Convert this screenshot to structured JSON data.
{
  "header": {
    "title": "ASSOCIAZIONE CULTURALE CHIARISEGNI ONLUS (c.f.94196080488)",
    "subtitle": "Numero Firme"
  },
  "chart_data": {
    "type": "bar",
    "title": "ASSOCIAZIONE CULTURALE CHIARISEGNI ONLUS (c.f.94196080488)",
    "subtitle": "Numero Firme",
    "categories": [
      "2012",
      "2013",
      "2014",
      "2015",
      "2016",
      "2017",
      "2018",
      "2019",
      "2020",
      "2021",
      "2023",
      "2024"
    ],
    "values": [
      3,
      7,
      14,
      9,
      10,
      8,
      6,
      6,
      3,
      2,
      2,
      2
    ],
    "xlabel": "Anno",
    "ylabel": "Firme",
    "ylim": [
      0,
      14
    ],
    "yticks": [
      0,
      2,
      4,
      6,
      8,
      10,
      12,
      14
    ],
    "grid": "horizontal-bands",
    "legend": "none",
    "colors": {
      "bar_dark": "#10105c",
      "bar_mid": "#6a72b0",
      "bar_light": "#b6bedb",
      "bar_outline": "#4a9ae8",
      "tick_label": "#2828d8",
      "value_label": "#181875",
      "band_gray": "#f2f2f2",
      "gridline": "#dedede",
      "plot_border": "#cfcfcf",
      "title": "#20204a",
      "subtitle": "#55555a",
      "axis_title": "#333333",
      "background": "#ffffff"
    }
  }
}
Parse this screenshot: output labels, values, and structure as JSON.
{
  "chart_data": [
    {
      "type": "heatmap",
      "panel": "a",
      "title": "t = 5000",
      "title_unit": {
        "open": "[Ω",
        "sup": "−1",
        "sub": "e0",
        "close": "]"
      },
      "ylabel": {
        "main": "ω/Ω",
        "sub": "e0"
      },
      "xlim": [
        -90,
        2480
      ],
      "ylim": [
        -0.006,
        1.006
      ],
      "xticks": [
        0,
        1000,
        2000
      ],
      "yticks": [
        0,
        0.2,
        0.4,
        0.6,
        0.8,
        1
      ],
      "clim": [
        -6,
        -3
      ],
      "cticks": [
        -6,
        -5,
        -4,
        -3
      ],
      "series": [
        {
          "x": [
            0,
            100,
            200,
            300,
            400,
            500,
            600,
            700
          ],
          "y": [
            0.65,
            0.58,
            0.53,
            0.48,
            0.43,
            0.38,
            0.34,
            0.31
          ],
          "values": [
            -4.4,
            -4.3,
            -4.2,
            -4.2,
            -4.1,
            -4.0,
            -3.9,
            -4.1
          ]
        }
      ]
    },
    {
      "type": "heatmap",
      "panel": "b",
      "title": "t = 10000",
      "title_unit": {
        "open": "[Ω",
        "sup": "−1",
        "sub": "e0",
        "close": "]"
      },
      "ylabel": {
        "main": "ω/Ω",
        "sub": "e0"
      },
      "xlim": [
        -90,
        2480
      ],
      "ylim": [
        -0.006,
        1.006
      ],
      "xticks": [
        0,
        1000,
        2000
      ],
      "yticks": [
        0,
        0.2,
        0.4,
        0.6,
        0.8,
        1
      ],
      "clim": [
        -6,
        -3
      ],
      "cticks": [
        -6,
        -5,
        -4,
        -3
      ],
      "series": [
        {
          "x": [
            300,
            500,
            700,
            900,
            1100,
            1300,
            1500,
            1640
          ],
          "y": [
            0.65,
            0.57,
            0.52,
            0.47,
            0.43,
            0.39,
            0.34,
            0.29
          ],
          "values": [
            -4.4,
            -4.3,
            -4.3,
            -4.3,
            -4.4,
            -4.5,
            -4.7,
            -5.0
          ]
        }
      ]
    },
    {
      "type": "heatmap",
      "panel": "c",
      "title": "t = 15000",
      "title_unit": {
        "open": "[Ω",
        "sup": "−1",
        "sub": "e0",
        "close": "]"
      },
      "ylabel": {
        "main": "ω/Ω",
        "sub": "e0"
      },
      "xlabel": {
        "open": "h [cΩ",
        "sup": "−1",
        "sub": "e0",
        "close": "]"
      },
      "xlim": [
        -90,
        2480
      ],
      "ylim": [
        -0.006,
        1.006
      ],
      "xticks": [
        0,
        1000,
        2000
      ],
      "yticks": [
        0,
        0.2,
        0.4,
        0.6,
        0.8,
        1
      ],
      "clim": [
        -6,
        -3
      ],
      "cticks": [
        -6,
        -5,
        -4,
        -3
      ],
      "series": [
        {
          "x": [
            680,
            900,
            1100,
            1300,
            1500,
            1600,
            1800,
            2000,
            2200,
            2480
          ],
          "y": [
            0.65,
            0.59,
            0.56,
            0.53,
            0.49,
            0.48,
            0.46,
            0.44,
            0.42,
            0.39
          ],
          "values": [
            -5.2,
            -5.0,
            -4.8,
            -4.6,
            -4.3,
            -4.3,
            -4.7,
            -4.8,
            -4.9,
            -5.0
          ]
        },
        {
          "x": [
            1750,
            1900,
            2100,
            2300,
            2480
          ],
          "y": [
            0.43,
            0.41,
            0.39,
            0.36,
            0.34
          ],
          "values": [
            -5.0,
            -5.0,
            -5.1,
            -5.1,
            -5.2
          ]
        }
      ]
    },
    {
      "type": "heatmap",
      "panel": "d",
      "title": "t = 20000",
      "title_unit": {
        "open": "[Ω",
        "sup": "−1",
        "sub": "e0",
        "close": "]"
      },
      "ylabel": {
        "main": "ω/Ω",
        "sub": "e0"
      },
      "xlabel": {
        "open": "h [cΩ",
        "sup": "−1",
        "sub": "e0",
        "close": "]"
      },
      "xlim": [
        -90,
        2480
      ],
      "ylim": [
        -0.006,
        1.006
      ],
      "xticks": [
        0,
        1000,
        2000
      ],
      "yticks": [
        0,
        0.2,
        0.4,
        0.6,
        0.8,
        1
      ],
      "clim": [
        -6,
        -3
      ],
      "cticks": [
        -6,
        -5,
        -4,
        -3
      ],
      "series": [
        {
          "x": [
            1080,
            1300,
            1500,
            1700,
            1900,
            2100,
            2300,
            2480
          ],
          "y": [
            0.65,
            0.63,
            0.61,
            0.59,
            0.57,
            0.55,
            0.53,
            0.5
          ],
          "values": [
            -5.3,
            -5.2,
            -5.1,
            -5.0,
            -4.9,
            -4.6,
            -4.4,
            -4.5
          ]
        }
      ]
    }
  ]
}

────────────────────

**Work instructions:** Recopy the entries above in their entirety, exactly.

**Task output:**
Convert this screenshot to structured JSON data.
{
  "header": {
    "title": "ASSOCIAZIONE CULTURALE CHIARISEGNI ONLUS (c.f.94196080488)",
    "subtitle": "Numero Firme"
  },
  "chart_data": {
    "type": "bar",
    "title": "ASSOCIAZIONE CULTURALE CHIARISEGNI ONLUS (c.f.94196080488)",
    "subtitle": "Numero Firme",
    "categories": [
      "2012",
      "2013",
      "2014",
      "2015",
      "2016",
      "2017",
      "2018",
      "2019",
      "2020",
      "2021",
      "2023",
      "2024"
    ],
    "values": [
      3,
      7,
      14,
      9,
      10,
      8,
      6,
      6,
      3,
      2,
      2,
      2
    ],
    "xlabel": "Anno",
    "ylabel": "Firme",
    "ylim": [
      0,
      14
    ],
    "yticks": [
      0,
      2,
      4,
      6,
      8,
      10,
      12,
      14
    ],
    "grid": "horizontal-bands",
    "legend": "none",
    "colors": {
      "bar_dark": "#10105c",
      "bar_mid": "#6a72b0",
      "bar_light": "#b6bedb",
      "bar_outline": "#4a9ae8",
      "tick_label": "#2828d8",
      "value_label": "#181875",
      "band_gray": "#f2f2f2",
      "gridline": "#dedede",
      "plot_border": "#cfcfcf",
      "title": "#20204a",
      "subtitle": "#55555a",
      "axis_title": "#333333",
      "background": "#ffffff"
    }
  }
}
Parse this screenshot: output labels, values, and structure as JSON.
{
  "chart_data": [
    {
      "type": "heatmap",
      "panel": "a",
      "title": "t = 5000",
      "title_unit": {
        "open": "[Ω",
        "sup": "−1",
        "sub": "e0",
        "close": "]"
      },
      "ylabel": {
        "main": "ω/Ω",
        "sub": "e0"
      },
      "xlim": [
        -90,
        2480
      ],
      "ylim": [
        -0.006,
        1.006
      ],
      "xticks": [
        0,
        1000,
        2000
      ],
      "yticks": [
        0,
        0.2,
        0.4,
        0.6,
        0.8,
        1
      ],
      "clim": [
        -6,
        -3
      ],
      "cticks": [
        -6,
        -5,
        -4,
        -3
      ],
      "series": [
        {
          "x": [
            0,
            100,
            200,
            300,
            400,
            500,
            600,
            700
          ],
          "y": [
            0.65,
            0.58,
            0.53,
            0.48,
            0.43,
            0.38,
            0.34,
            0.31
          ],
          "values": [
            -4.4,
            -4.3,
            -4.2,
            -4.2,
            -4.1,
            -4.0,
            -3.9,
            -4.1
          ]
        }
      ]
    },
    {
      "type": "heatmap",
      "panel": "b",
      "title": "t = 10000",
      "title_unit": {
        "open": "[Ω",
        "sup": "−1",
        "sub": "e0",
        "close": "]"
      },
      "ylabel": {
        "main": "ω/Ω",
        "sub": "e0"
      },
      "xlim": [
        -90,
        2480
      ],
      "ylim": [
        -0.006,
        1.006
      ],
      "xticks": [
        0,
        1000,
        2000
      ],
      "yticks": [
        0,
        0.2,
        0.4,
        0.6,
        0.8,
        1
      ],
      "clim": [
        -6,
        -3
      ],
      "cticks": [
        -6,
        -5,
        -4,
        -3
      ],
      "series": [
        {
          "x": [
            300,
            500,
            700,
            900,
            1100,
            1300,
            1500,
            1640
          ],
          "y": [
            0.65,
            0.57,
            0.52,
            0.47,
            0.43,
            0.39,
            0.34,
            0.29
          ],
          "values": [
            -4.4,
            -4.3,
            -4.3,
            -4.3,
            -4.4,
            -4.5,
            -4.7,
            -5.0
          ]
        }
      ]
    },
    {
      "type": "heatmap",
      "panel": "c",
      "title": "t = 15000",
      "title_unit": {
        "open": "[Ω",
        "sup": "−1",
        "sub": "e0",
        "close": "]"
      },
      "ylabel": {
        "main": "ω/Ω",
        "sub": "e0"
      },
      "xlabel": {
        "open": "h [cΩ",
        "sup": "−1",
        "sub": "e0",
        "close": "]"
      },
      "xlim": [
        -90,
        2480
      ],
      "ylim": [
        -0.006,
        1.006
      ],
      "xticks": [
        0,
        1000,
        2000
      ],
      "yticks": [
        0,
        0.2,
        0.4,
        0.6,
        0.8,
        1
      ],
      "clim": [
        -6,
        -3
      ],
      "cticks": [
        -6,
        -5,
        -4,
        -3
      ],
      "series": [
        {
          "x": [
            680,
            900,
            1100,
            1300,
            1500,
            1600,
            1800,
            2000,
            2200,
            2480
          ],
          "y": [
            0.65,
            0.59,
            0.56,
            0.53,
            0.49,
            0.48,
            0.46,
            0.44,
            0.42,
            0.39
          ],
          "values": [
            -5.2,
            -5.0,
            -4.8,
            -4.6,
            -4.3,
            -4.3,
            -4.7,
            -4.8,
            -4.9,
            -5.0
          ]
        },
        {
          "x": [
            1750,
            1900,
            2100,
            2300,
            2480
          ],
          "y": [
            0.43,
            0.41,
            0.39,
            0.36,
            0.34
          ],
          "values": [
            -5.0,
            -5.0,
            -5.1,
            -5.1,
            -5.2
          ]
        }
      ]
    },
    {
      "type": "heatmap",
      "panel": "d",
      "title": "t = 20000",
      "title_unit": {
        "open": "[Ω",
        "sup": "−1",
        "sub": "e0",
        "close": "]"
      },
      "ylabel": {
        "main": "ω/Ω",
        "sub": "e0"
      },
      "xlabel": {
        "open": "h [cΩ",
        "sup": "−1",
        "sub": "e0",
        "close": "]"
      },
      "xlim": [
        -90,
        2480
      ],
      "ylim": [
        -0.006,
        1.006
      ],
      "xticks": [
        0,
        1000,
        2000
      ],
      "yticks": [
        0,
        0.2,
        0.4,
        0.6,
        0.8,
        1
      ],
      "clim": [
        -6,
        -3
      ],
      "cticks": [
        -6,
        -5,
        -4,
        -3
      ],
      "series": [
        {
          "x": [
            1080,
            1300,
            1500,
            1700,
            1900,
            2100,
            2300,
            2480
          ],
          "y": [
            0.65,
            0.63,
            0.61,
            0.59,
            0.57,
            0.55,
            0.53,
            0.5
          ],
          "values": [
            -5.3,
            -5.2,
            -5.1,
            -5.0,
            -4.9,
            -4.6,
            -4.4,
            -4.5
          ]
        }
      ]
    }
  ]
}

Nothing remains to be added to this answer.